**DESCRIPTION OF THE TASK**
Work out how many lines hold the string "Receiving". Give that number and nothing more.

···

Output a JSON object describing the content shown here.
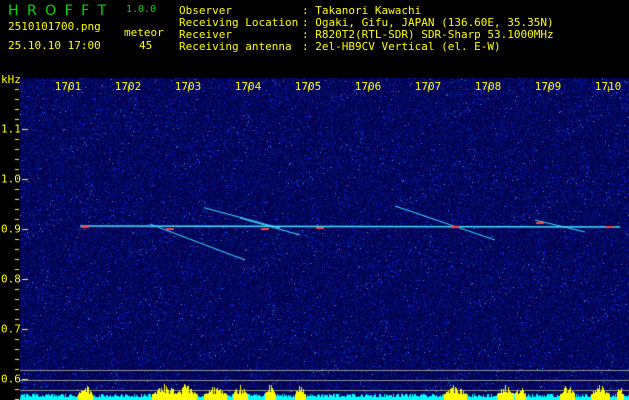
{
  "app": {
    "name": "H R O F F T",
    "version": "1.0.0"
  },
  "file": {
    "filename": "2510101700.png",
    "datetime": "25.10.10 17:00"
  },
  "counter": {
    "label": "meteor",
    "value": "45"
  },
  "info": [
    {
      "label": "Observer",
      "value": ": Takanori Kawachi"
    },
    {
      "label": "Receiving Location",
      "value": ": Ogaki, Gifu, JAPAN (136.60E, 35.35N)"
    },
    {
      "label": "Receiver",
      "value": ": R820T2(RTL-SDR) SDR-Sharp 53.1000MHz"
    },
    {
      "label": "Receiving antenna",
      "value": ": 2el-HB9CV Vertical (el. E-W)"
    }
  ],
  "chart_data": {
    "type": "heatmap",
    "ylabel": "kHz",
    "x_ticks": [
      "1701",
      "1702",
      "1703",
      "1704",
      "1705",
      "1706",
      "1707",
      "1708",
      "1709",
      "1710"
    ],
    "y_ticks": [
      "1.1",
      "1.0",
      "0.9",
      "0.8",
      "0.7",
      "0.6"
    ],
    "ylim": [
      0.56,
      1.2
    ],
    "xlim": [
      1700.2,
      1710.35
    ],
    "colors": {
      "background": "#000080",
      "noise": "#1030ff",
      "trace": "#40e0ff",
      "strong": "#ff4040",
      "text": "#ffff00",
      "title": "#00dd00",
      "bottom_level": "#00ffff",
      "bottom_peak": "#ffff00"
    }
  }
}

···

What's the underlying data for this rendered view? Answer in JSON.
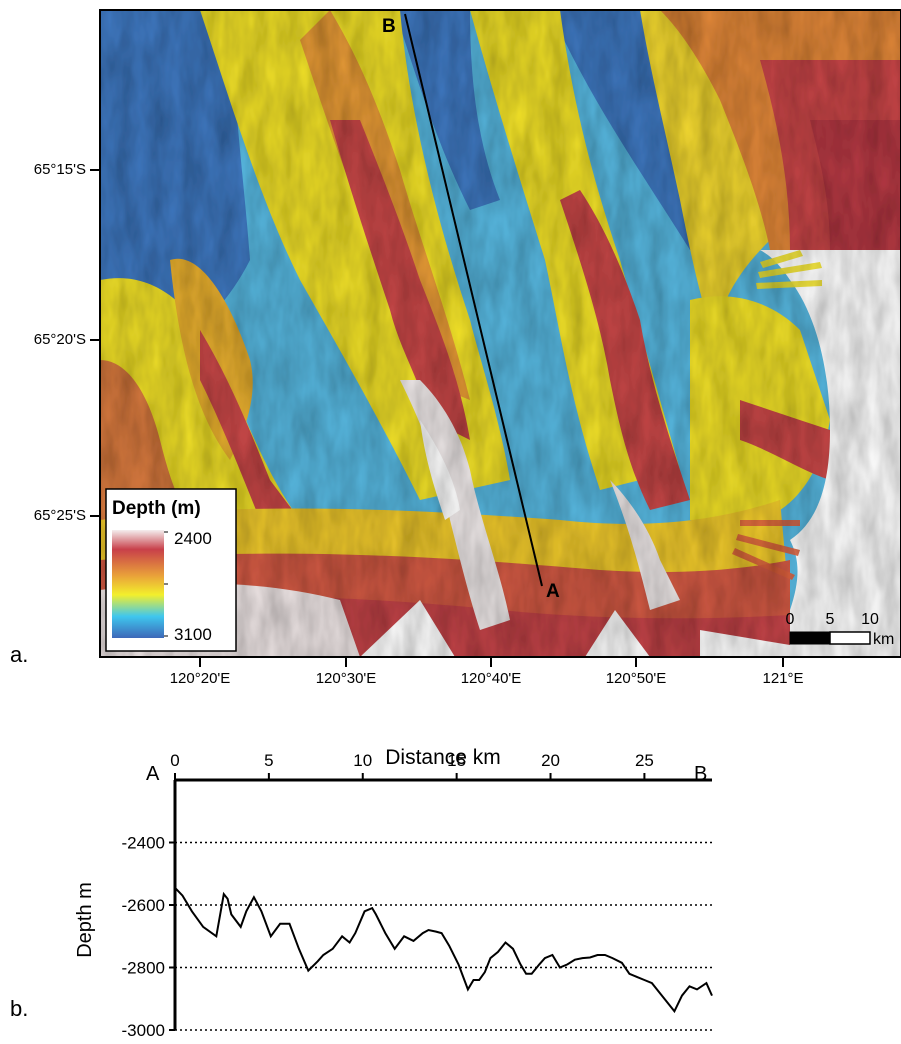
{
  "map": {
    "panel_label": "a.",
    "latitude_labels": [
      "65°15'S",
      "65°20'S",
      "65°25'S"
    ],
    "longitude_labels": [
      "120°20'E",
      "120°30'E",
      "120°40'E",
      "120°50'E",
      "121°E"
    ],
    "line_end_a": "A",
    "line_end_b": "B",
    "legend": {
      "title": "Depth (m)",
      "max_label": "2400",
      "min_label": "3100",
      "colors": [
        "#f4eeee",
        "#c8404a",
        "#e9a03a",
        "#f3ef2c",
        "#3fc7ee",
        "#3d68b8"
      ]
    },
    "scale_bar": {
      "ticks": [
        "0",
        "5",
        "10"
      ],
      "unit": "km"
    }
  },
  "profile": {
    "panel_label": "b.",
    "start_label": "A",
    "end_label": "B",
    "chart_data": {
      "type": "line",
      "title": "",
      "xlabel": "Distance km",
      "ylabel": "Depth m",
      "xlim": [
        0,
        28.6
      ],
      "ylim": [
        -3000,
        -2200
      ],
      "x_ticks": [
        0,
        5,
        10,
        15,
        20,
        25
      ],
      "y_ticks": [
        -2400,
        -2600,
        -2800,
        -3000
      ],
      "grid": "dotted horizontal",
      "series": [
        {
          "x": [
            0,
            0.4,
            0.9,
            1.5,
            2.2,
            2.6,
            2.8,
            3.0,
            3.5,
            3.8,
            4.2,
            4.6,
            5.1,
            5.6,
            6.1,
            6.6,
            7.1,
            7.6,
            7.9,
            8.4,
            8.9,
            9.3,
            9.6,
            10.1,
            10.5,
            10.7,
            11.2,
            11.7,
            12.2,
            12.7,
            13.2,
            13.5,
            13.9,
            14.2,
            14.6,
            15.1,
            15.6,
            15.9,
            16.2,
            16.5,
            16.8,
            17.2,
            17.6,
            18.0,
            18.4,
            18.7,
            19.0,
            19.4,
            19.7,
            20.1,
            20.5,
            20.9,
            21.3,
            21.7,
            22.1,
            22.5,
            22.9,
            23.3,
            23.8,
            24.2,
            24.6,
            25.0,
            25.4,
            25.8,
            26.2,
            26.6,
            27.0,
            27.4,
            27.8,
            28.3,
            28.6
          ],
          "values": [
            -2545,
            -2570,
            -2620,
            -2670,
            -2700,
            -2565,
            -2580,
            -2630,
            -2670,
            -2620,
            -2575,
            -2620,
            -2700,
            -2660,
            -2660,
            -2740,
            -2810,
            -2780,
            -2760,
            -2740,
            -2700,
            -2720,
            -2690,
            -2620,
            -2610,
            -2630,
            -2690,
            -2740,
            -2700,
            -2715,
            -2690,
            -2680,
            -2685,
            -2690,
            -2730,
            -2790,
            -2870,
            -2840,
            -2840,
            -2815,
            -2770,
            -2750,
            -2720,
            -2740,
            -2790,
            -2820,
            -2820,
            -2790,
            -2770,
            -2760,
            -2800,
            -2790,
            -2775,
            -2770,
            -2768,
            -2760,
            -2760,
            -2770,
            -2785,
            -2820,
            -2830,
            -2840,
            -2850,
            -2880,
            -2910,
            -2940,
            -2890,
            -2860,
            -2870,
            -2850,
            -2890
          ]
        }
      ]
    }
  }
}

···

**RESPONSE FOR THIS EXERCISE**
2